*What is required*:
Copy every line of the listing that holds the string "York".

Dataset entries
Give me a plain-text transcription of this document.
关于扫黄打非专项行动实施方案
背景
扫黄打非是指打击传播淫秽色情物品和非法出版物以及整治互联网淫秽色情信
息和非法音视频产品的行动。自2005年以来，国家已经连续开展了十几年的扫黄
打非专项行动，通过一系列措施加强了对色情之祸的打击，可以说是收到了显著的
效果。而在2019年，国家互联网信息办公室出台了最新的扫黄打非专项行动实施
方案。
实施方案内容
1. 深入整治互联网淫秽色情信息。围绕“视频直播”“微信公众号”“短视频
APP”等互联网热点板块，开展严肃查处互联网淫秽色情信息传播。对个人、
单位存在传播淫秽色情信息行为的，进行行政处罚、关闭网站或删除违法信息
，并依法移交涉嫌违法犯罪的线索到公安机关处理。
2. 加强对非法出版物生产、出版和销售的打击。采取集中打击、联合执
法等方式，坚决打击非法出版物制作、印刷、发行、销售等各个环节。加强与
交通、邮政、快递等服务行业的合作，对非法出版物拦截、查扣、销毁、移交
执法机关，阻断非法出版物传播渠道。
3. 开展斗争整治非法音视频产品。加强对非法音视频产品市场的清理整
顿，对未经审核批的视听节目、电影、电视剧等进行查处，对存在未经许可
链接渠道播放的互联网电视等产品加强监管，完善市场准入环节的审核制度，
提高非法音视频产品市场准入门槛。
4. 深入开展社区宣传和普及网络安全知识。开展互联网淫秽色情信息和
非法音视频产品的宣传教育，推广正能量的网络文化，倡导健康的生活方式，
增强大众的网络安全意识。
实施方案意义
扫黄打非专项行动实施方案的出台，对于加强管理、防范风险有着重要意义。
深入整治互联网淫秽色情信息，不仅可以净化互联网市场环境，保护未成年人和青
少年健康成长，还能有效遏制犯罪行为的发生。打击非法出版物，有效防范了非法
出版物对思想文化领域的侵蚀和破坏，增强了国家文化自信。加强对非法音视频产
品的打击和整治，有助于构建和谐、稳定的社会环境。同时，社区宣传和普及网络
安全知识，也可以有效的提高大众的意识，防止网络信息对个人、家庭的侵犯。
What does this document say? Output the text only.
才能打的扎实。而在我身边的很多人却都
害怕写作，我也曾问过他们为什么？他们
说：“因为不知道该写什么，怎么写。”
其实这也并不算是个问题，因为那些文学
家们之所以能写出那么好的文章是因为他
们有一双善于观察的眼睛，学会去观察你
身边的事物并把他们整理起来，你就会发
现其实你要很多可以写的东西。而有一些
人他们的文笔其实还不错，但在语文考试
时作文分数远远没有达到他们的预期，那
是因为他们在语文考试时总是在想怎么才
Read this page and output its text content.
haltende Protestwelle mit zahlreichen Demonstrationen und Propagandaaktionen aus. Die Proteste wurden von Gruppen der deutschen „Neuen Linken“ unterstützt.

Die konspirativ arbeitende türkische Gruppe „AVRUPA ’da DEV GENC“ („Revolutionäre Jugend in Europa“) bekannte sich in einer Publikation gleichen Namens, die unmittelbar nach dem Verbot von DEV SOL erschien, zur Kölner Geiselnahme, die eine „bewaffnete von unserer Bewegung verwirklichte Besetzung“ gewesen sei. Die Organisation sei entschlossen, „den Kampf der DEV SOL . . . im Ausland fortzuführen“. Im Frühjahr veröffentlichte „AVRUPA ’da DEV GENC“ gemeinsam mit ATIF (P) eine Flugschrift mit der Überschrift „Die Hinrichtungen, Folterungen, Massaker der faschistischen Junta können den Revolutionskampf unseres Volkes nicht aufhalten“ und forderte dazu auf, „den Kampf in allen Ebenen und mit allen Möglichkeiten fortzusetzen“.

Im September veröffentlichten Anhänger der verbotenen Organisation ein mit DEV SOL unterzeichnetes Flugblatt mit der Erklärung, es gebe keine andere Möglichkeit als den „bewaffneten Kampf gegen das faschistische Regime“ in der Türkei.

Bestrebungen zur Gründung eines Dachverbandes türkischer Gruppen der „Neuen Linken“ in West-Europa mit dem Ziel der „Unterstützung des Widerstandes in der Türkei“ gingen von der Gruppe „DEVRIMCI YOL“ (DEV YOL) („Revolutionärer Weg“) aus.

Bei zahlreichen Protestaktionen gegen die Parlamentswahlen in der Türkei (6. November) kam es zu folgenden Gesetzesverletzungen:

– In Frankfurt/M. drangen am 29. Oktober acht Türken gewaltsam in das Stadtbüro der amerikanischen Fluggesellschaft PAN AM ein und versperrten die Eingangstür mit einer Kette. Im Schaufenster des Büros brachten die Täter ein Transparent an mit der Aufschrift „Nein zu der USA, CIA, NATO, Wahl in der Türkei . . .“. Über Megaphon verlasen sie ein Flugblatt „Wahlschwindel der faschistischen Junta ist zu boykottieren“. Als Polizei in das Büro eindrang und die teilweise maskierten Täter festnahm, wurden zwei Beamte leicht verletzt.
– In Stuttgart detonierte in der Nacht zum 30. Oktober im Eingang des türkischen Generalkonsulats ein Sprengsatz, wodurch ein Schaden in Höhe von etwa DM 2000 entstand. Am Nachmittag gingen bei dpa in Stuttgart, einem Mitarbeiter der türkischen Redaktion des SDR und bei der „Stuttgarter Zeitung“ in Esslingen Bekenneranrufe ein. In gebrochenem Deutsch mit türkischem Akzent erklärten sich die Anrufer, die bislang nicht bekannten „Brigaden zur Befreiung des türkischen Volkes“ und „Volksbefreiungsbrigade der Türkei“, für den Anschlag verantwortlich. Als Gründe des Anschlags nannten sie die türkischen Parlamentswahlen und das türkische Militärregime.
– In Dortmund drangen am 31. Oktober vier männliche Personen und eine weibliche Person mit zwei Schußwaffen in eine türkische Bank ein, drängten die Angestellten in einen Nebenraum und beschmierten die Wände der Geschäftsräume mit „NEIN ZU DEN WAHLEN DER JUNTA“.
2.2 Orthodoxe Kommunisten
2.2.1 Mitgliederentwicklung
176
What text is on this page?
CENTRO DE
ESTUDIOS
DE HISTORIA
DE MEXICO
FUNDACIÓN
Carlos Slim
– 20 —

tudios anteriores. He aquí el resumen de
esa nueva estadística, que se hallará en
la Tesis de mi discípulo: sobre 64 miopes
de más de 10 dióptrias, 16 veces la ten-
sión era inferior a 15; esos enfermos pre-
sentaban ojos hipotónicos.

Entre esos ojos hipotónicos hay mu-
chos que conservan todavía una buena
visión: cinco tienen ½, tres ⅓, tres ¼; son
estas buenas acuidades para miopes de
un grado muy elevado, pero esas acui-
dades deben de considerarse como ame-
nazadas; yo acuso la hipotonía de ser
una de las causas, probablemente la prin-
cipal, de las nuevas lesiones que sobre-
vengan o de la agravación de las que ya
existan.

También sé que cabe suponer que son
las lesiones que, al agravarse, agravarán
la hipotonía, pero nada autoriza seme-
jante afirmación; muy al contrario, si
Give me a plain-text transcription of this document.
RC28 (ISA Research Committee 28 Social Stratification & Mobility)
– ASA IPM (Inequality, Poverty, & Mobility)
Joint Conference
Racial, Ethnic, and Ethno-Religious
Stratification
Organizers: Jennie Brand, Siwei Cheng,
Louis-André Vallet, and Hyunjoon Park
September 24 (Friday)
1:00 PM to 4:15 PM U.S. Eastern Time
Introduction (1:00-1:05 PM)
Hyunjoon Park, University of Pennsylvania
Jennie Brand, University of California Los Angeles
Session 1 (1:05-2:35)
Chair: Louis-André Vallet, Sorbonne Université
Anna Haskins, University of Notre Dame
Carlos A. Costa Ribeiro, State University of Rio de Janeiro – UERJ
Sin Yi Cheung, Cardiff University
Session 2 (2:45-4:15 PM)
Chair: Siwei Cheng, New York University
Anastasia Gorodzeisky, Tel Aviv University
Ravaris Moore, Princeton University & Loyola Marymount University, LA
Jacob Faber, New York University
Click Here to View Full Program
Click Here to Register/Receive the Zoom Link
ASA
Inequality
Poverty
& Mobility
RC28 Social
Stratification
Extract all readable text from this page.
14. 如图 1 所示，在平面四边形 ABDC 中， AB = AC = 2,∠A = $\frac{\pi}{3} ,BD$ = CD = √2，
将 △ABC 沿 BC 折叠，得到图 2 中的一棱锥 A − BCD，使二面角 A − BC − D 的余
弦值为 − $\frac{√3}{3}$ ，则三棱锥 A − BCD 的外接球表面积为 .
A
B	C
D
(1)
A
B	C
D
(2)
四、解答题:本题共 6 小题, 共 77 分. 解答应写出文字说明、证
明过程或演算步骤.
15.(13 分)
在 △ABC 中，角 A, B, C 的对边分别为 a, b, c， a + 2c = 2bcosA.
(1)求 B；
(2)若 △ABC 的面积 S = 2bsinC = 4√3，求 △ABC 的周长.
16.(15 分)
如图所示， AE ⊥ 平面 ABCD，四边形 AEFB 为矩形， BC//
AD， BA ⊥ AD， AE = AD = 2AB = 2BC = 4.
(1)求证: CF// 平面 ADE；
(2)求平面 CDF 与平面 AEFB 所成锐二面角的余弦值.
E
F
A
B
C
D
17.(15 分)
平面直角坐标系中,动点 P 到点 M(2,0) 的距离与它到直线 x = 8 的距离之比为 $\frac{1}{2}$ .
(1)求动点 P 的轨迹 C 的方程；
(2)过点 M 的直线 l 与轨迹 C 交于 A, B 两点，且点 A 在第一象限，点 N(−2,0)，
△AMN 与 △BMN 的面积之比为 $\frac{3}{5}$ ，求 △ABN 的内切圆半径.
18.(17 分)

*Output*:
Chair: Siwei Cheng, New York University
Jacob Faber, New York University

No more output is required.